_Entries supplied:_
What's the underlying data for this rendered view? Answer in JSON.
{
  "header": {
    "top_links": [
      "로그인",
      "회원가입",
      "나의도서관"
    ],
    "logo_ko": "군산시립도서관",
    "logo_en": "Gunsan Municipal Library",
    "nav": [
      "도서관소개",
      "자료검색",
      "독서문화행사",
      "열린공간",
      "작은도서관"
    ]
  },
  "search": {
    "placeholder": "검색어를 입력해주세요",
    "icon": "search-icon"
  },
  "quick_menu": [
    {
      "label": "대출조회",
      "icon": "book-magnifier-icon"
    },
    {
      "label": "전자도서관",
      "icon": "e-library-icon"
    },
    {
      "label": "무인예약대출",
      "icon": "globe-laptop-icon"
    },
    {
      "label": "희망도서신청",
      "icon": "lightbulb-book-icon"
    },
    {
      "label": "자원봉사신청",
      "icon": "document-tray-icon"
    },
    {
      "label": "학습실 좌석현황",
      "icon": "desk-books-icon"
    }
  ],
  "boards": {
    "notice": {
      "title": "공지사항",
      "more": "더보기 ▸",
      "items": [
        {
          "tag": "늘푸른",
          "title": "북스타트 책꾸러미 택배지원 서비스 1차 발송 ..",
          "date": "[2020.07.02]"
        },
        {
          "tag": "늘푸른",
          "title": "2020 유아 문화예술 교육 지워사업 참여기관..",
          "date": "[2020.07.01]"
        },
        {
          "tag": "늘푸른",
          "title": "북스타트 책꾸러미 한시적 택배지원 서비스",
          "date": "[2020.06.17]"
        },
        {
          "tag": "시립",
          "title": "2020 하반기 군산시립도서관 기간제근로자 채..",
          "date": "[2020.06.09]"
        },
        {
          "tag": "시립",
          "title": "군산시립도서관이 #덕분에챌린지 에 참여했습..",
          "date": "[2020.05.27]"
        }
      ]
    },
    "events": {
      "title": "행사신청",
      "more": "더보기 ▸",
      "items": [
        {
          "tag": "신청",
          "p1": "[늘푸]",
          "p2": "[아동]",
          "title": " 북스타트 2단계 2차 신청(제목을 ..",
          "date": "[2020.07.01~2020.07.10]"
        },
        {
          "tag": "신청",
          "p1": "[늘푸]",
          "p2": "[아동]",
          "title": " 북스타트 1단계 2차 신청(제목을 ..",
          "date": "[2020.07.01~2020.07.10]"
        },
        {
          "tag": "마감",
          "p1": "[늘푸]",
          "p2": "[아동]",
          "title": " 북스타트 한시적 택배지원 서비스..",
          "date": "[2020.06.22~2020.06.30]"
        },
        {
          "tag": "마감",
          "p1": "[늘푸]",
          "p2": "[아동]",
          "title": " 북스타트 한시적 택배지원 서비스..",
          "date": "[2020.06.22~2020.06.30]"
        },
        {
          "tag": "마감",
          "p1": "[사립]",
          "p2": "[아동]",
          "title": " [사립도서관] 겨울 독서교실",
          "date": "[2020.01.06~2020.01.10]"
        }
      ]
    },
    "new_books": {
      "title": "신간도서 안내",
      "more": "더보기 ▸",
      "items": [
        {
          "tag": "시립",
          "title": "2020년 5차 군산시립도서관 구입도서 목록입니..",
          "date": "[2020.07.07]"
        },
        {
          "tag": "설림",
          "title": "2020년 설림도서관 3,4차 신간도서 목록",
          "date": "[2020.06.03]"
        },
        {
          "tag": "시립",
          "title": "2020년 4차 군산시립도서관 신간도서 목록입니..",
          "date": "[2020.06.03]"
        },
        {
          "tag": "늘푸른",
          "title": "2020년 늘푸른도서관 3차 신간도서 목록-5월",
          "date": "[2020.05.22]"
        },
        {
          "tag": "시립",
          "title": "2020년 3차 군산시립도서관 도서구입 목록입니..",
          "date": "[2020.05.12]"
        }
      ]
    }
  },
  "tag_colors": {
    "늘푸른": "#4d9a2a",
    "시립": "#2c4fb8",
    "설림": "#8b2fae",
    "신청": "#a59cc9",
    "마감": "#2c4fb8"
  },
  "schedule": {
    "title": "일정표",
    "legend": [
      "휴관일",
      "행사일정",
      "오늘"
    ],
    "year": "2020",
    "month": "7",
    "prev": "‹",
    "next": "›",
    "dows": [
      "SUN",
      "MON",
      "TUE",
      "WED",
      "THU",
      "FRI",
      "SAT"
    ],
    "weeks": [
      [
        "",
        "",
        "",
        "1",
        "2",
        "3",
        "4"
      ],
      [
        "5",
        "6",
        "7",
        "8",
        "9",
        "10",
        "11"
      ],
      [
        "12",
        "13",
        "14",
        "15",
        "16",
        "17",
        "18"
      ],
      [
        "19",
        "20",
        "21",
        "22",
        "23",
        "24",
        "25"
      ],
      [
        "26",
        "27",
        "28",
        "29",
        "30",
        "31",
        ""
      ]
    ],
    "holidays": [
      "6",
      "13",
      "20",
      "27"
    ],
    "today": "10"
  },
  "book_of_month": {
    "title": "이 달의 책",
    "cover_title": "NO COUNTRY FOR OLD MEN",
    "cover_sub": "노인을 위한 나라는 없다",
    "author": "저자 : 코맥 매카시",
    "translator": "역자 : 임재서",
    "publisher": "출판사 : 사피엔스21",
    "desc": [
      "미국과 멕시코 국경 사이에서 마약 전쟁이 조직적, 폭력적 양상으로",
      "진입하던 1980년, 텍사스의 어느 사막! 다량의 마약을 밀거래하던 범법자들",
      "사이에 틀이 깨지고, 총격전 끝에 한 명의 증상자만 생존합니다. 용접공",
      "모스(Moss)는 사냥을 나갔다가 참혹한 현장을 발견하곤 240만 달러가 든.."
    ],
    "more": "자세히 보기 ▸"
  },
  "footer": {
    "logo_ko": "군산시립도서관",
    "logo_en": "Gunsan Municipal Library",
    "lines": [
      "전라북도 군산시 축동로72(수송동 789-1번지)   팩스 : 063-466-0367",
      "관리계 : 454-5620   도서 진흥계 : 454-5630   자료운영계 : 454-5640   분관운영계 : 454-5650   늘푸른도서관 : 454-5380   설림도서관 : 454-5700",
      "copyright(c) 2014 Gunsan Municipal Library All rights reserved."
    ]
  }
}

_What the exercise asks:_
Extract each line of the listing above, copying it word for word.

_Output below:_
What's the underlying data for this rendered view? Answer in JSON.
{
  "header": {
    "top_links": [
      "로그인",
      "회원가입",
      "나의도서관"
    ],
    "logo_ko": "군산시립도서관",
    "logo_en": "Gunsan Municipal Library",
    "nav": [
      "도서관소개",
      "자료검색",
      "독서문화행사",
      "열린공간",
      "작은도서관"
    ]
  },
  "search": {
    "placeholder": "검색어를 입력해주세요",
    "icon": "search-icon"
  },
  "quick_menu": [
    {
      "label": "대출조회",
      "icon": "book-magnifier-icon"
    },
    {
      "label": "전자도서관",
      "icon": "e-library-icon"
    },
    {
      "label": "무인예약대출",
      "icon": "globe-laptop-icon"
    },
    {
      "label": "희망도서신청",
      "icon": "lightbulb-book-icon"
    },
    {
      "label": "자원봉사신청",
      "icon": "document-tray-icon"
    },
    {
      "label": "학습실 좌석현황",
      "icon": "desk-books-icon"
    }
  ],
  "boards": {
    "notice": {
      "title": "공지사항",
      "more": "더보기 ▸",
      "items": [
        {
          "tag": "늘푸른",
          "title": "북스타트 책꾸러미 택배지원 서비스 1차 발송 ..",
          "date": "[2020.07.02]"
        },
        {
          "tag": "늘푸른",
          "title": "2020 유아 문화예술 교육 지워사업 참여기관..",
          "date": "[2020.07.01]"
        },
        {
          "tag": "늘푸른",
          "title": "북스타트 책꾸러미 한시적 택배지원 서비스",
          "date": "[2020.06.17]"
        },
        {
          "tag": "시립",
          "title": "2020 하반기 군산시립도서관 기간제근로자 채..",
          "date": "[2020.06.09]"
        },
        {
          "tag": "시립",
          "title": "군산시립도서관이 #덕분에챌린지 에 참여했습..",
          "date": "[2020.05.27]"
        }
      ]
    },
    "events": {
      "title": "행사신청",
      "more": "더보기 ▸",
      "items": [
        {
          "tag": "신청",
          "p1": "[늘푸]",
          "p2": "[아동]",
          "title": " 북스타트 2단계 2차 신청(제목을 ..",
          "date": "[2020.07.01~2020.07.10]"
        },
        {
          "tag": "신청",
          "p1": "[늘푸]",
          "p2": "[아동]",
          "title": " 북스타트 1단계 2차 신청(제목을 ..",
          "date": "[2020.07.01~2020.07.10]"
        },
        {
          "tag": "마감",
          "p1": "[늘푸]",
          "p2": "[아동]",
          "title": " 북스타트 한시적 택배지원 서비스..",
          "date": "[2020.06.22~2020.06.30]"
        },
        {
          "tag": "마감",
          "p1": "[늘푸]",
          "p2": "[아동]",
          "title": " 북스타트 한시적 택배지원 서비스..",
          "date": "[2020.06.22~2020.06.30]"
        },
        {
          "tag": "마감",
          "p1": "[사립]",
          "p2": "[아동]",
          "title": " [사립도서관] 겨울 독서교실",
          "date": "[2020.01.06~2020.01.10]"
        }
      ]
    },
    "new_books": {
      "title": "신간도서 안내",
      "more": "더보기 ▸",
      "items": [
        {
          "tag": "시립",
          "title": "2020년 5차 군산시립도서관 구입도서 목록입니..",
          "date": "[2020.07.07]"
        },
        {
          "tag": "설림",
          "title": "2020년 설림도서관 3,4차 신간도서 목록",
          "date": "[2020.06.03]"
        },
        {
          "tag": "시립",
          "title": "2020년 4차 군산시립도서관 신간도서 목록입니..",
          "date": "[2020.06.03]"
        },
        {
          "tag": "늘푸른",
          "title": "2020년 늘푸른도서관 3차 신간도서 목록-5월",
          "date": "[2020.05.22]"
        },
        {
          "tag": "시립",
          "title": "2020년 3차 군산시립도서관 도서구입 목록입니..",
          "date": "[2020.05.12]"
        }
      ]
    }
  },
  "tag_colors": {
    "늘푸른": "#4d9a2a",
    "시립": "#2c4fb8",
    "설림": "#8b2fae",
    "신청": "#a59cc9",
    "마감": "#2c4fb8"
  },
  "schedule": {
    "title": "일정표",
    "legend": [
      "휴관일",
      "행사일정",
      "오늘"
    ],
    "year": "2020",
    "month": "7",
    "prev": "‹",
    "next": "›",
    "dows": [
      "SUN",
      "MON",
      "TUE",
      "WED",
      "THU",
      "FRI",
      "SAT"
    ],
    "weeks": [
      [
        "",
        "",
        "",
        "1",
        "2",
        "3",
        "4"
      ],
      [
        "5",
        "6",
        "7",
        "8",
        "9",
        "10",
        "11"
      ],
      [
        "12",
        "13",
        "14",
        "15",
        "16",
        "17",
        "18"
      ],
      [
        "19",
        "20",
        "21",
        "22",
        "23",
        "24",
        "25"
      ],
      [
        "26",
        "27",
        "28",
        "29",
        "30",
        "31",
        ""
      ]
    ],
    "holidays": [
      "6",
      "13",
      "20",
      "27"
    ],
    "today": "10"
  },
  "book_of_month": {
    "title": "이 달의 책",
    "cover_title": "NO COUNTRY FOR OLD MEN",
    "cover_sub": "노인을 위한 나라는 없다",
    "author": "저자 : 코맥 매카시",
    "translator": "역자 : 임재서",
    "publisher": "출판사 : 사피엔스21",
    "desc": [
      "미국과 멕시코 국경 사이에서 마약 전쟁이 조직적, 폭력적 양상으로",
      "진입하던 1980년, 텍사스의 어느 사막! 다량의 마약을 밀거래하던 범법자들",
      "사이에 틀이 깨지고, 총격전 끝에 한 명의 증상자만 생존합니다. 용접공",
      "모스(Moss)는 사냥을 나갔다가 참혹한 현장을 발견하곤 240만 달러가 든.."
    ],
    "more": "자세히 보기 ▸"
  },
  "footer": {
    "logo_ko": "군산시립도서관",
    "logo_en": "Gunsan Municipal Library",
    "lines": [
      "전라북도 군산시 축동로72(수송동 789-1번지)   팩스 : 063-466-0367",
      "관리계 : 454-5620   도서 진흥계 : 454-5630   자료운영계 : 454-5640   분관운영계 : 454-5650   늘푸른도서관 : 454-5380   설림도서관 : 454-5700",
      "copyright(c) 2014 Gunsan Municipal Library All rights reserved."
    ]
  }
}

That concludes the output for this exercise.